SOURCE DATA:
****

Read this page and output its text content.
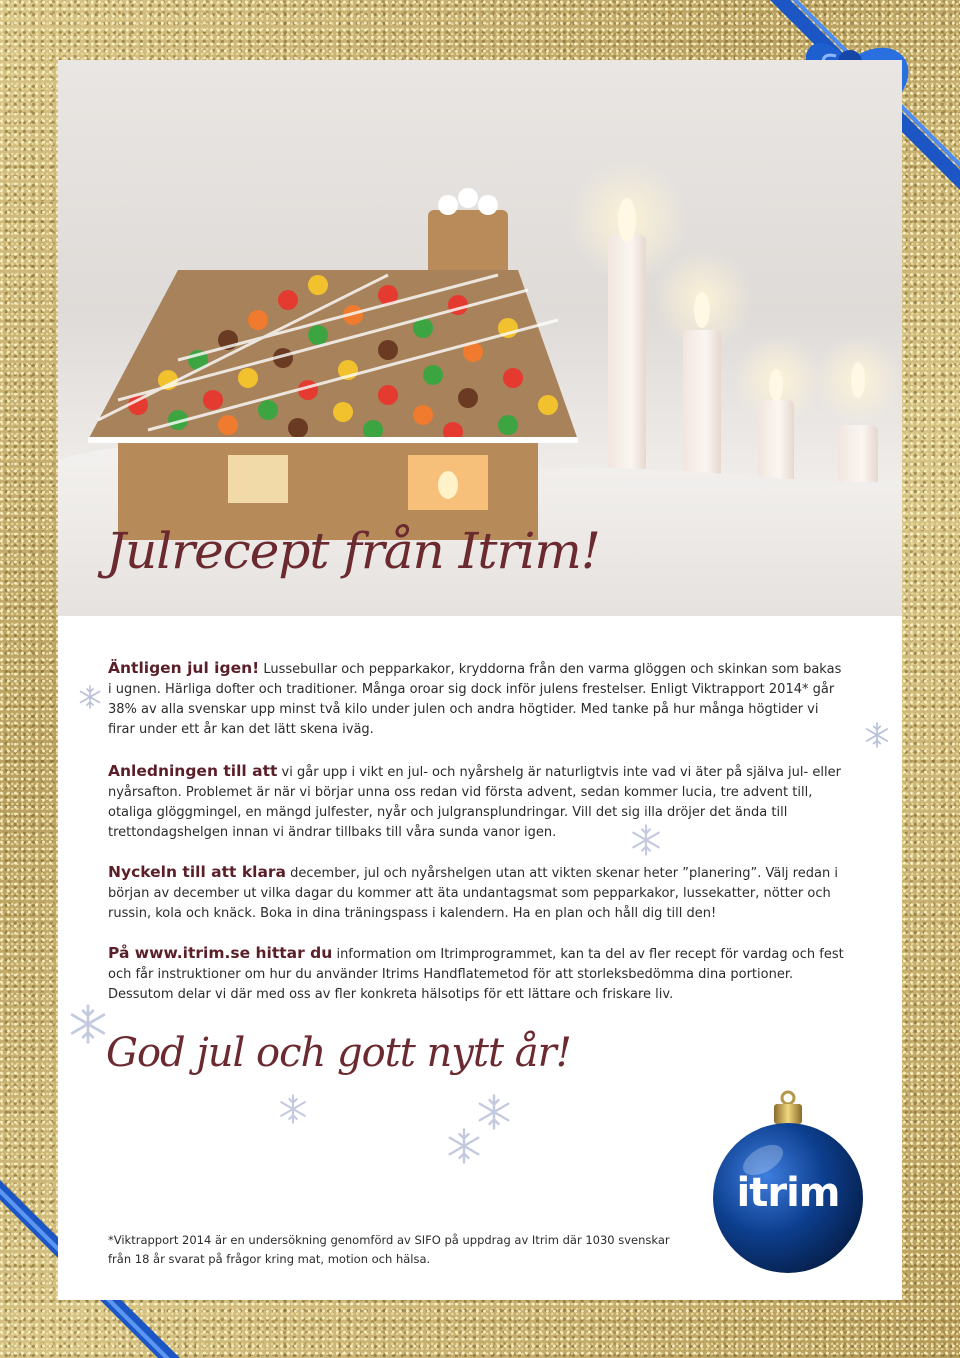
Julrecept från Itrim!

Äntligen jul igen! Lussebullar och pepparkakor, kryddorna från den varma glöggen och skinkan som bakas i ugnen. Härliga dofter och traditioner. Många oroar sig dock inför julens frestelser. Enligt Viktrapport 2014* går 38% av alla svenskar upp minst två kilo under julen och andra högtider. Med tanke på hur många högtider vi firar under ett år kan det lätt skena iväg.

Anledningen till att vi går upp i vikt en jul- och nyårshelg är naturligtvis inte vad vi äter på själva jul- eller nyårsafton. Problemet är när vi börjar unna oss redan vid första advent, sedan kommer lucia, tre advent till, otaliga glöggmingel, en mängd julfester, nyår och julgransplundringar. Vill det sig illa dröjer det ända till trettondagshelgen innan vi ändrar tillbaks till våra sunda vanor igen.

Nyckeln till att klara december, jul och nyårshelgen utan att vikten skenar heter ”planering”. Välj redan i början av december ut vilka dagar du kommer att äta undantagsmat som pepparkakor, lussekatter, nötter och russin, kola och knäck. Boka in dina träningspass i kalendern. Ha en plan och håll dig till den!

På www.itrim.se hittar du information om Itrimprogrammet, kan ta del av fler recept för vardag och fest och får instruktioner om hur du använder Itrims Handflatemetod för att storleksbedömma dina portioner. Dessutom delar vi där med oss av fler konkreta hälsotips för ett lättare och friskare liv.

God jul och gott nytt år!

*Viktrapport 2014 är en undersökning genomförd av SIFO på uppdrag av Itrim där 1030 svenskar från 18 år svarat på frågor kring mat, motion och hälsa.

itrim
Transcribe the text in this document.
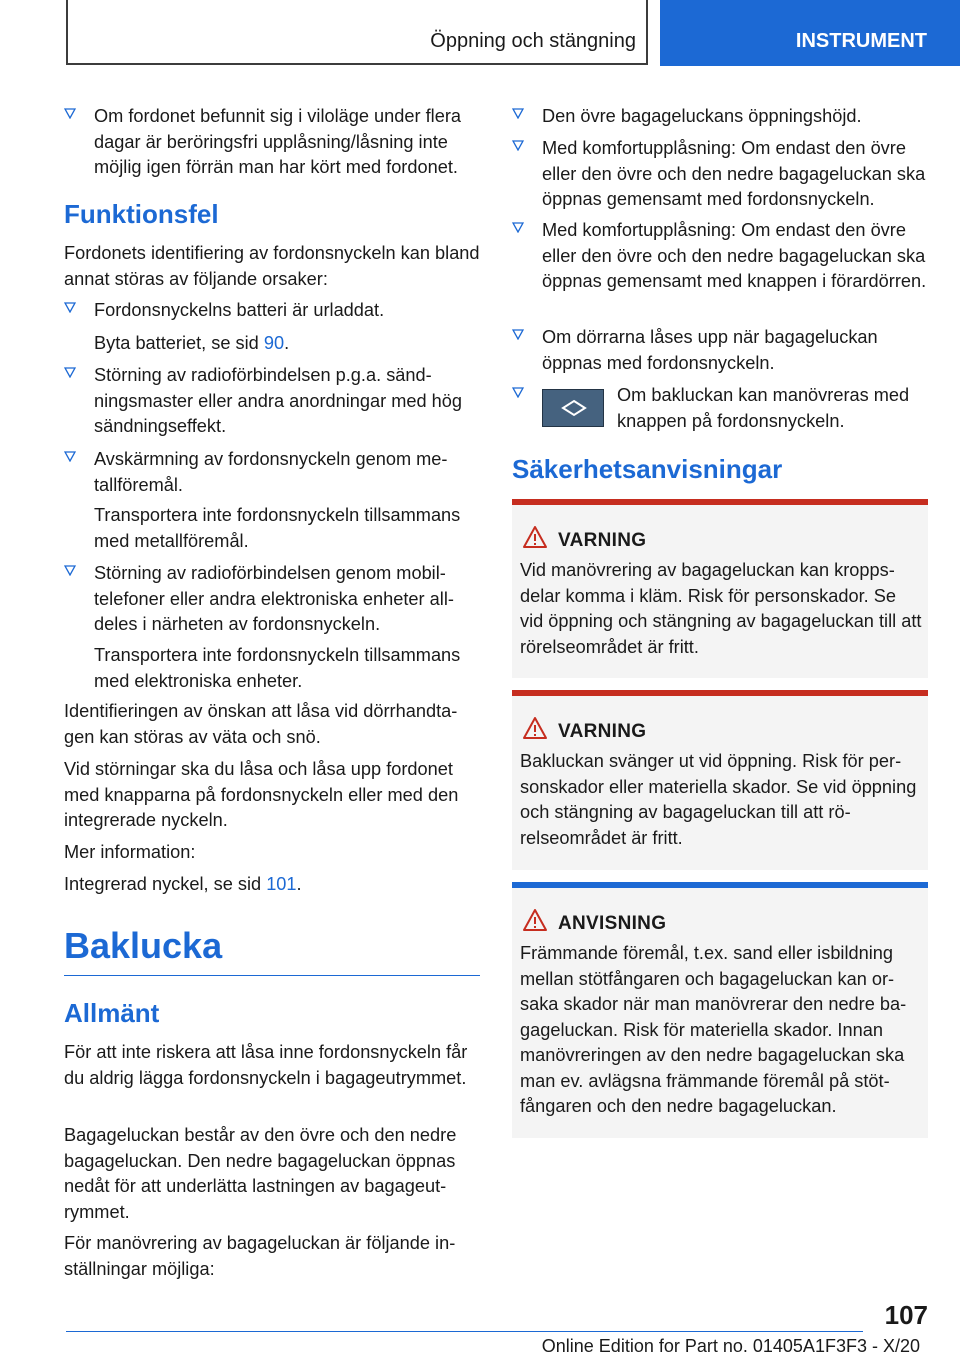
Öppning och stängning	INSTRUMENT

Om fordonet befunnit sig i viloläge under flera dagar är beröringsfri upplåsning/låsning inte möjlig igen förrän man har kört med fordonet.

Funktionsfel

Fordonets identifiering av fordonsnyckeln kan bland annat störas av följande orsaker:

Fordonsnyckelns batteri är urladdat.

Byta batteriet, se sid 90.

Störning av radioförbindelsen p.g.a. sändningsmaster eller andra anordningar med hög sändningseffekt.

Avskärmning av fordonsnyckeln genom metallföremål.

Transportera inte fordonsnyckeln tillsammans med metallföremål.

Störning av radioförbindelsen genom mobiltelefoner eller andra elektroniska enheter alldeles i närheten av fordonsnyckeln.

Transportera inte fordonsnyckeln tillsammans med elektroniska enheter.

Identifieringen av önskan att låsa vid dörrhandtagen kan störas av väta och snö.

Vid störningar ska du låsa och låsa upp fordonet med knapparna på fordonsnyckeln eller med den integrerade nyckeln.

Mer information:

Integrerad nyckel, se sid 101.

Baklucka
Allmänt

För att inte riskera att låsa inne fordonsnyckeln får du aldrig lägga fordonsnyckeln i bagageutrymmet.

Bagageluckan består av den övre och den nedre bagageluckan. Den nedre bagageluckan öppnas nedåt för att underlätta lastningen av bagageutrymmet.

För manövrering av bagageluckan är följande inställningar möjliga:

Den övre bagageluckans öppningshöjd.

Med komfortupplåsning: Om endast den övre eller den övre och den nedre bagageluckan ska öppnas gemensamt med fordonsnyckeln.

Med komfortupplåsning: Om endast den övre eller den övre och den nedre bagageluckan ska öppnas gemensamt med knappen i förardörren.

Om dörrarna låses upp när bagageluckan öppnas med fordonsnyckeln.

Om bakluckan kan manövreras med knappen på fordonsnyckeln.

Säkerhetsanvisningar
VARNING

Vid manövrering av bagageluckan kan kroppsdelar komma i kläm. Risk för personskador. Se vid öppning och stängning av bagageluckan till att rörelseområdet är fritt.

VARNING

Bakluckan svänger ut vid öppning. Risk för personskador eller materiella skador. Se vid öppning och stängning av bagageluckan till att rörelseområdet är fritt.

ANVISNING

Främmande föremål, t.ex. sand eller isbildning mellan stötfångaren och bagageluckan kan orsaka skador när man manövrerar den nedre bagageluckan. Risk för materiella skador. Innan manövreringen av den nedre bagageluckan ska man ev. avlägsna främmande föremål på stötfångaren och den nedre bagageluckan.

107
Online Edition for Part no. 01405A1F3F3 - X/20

****

Excluding all pictures, reproduce the records exactly as they appear above.

FINISHED TASK:
Read this page and output its text content.
Julrecept från Itrim!

Äntligen jul igen! Lussebullar och pepparkakor, kryddorna från den varma glöggen och skinkan som bakas i ugnen. Härliga dofter och traditioner. Många oroar sig dock inför julens frestelser. Enligt Viktrapport 2014* går 38% av alla svenskar upp minst två kilo under julen och andra högtider. Med tanke på hur många högtider vi firar under ett år kan det lätt skena iväg.

Anledningen till att vi går upp i vikt en jul- och nyårshelg är naturligtvis inte vad vi äter på själva jul- eller nyårsafton. Problemet är när vi börjar unna oss redan vid första advent, sedan kommer lucia, tre advent till, otaliga glöggmingel, en mängd julfester, nyår och julgransplundringar. Vill det sig illa dröjer det ända till trettondagshelgen innan vi ändrar tillbaks till våra sunda vanor igen.

Nyckeln till att klara december, jul och nyårshelgen utan att vikten skenar heter ”planering”. Välj redan i början av december ut vilka dagar du kommer att äta undantagsmat som pepparkakor, lussekatter, nötter och russin, kola och knäck. Boka in dina träningspass i kalendern. Ha en plan och håll dig till den!

På www.itrim.se hittar du information om Itrimprogrammet, kan ta del av fler recept för vardag och fest och får instruktioner om hur du använder Itrims Handflatemetod för att storleksbedömma dina portioner. Dessutom delar vi där med oss av fler konkreta hälsotips för ett lättare och friskare liv.

God jul och gott nytt år!

*Viktrapport 2014 är en undersökning genomförd av SIFO på uppdrag av Itrim där 1030 svenskar från 18 år svarat på frågor kring mat, motion och hälsa.

itrim
Transcribe the text in this document.
Öppning och stängning	INSTRUMENT

Om fordonet befunnit sig i viloläge under flera dagar är beröringsfri upplåsning/låsning inte möjlig igen förrän man har kört med fordonet.

Funktionsfel

Fordonets identifiering av fordonsnyckeln kan bland annat störas av följande orsaker:

Fordonsnyckelns batteri är urladdat.

Byta batteriet, se sid 90.

Störning av radioförbindelsen p.g.a. sändningsmaster eller andra anordningar med hög sändningseffekt.

Avskärmning av fordonsnyckeln genom metallföremål.

Transportera inte fordonsnyckeln tillsammans med metallföremål.

Störning av radioförbindelsen genom mobiltelefoner eller andra elektroniska enheter alldeles i närheten av fordonsnyckeln.

Transportera inte fordonsnyckeln tillsammans med elektroniska enheter.

Identifieringen av önskan att låsa vid dörrhandtagen kan störas av väta och snö.

Vid störningar ska du låsa och låsa upp fordonet med knapparna på fordonsnyckeln eller med den integrerade nyckeln.

Mer information:

Integrerad nyckel, se sid 101.

Baklucka
Allmänt

För att inte riskera att låsa inne fordonsnyckeln får du aldrig lägga fordonsnyckeln i bagageutrymmet.

Bagageluckan består av den övre och den nedre bagageluckan. Den nedre bagageluckan öppnas nedåt för att underlätta lastningen av bagageutrymmet.

För manövrering av bagageluckan är följande inställningar möjliga:

Den övre bagageluckans öppningshöjd.

Med komfortupplåsning: Om endast den övre eller den övre och den nedre bagageluckan ska öppnas gemensamt med fordonsnyckeln.

Med komfortupplåsning: Om endast den övre eller den övre och den nedre bagageluckan ska öppnas gemensamt med knappen i förardörren.

Om dörrarna låses upp när bagageluckan öppnas med fordonsnyckeln.

Om bakluckan kan manövreras med knappen på fordonsnyckeln.

Säkerhetsanvisningar
VARNING

Vid manövrering av bagageluckan kan kroppsdelar komma i kläm. Risk för personskador. Se vid öppning och stängning av bagageluckan till att rörelseområdet är fritt.

VARNING

Bakluckan svänger ut vid öppning. Risk för personskador eller materiella skador. Se vid öppning och stängning av bagageluckan till att rörelseområdet är fritt.

ANVISNING

Främmande föremål, t.ex. sand eller isbildning mellan stötfångaren och bagageluckan kan orsaka skador när man manövrerar den nedre bagageluckan. Risk för materiella skador. Innan manövreringen av den nedre bagageluckan ska man ev. avlägsna främmande föremål på stötfångaren och den nedre bagageluckan.

107
Online Edition for Part no. 01405A1F3F3 - X/20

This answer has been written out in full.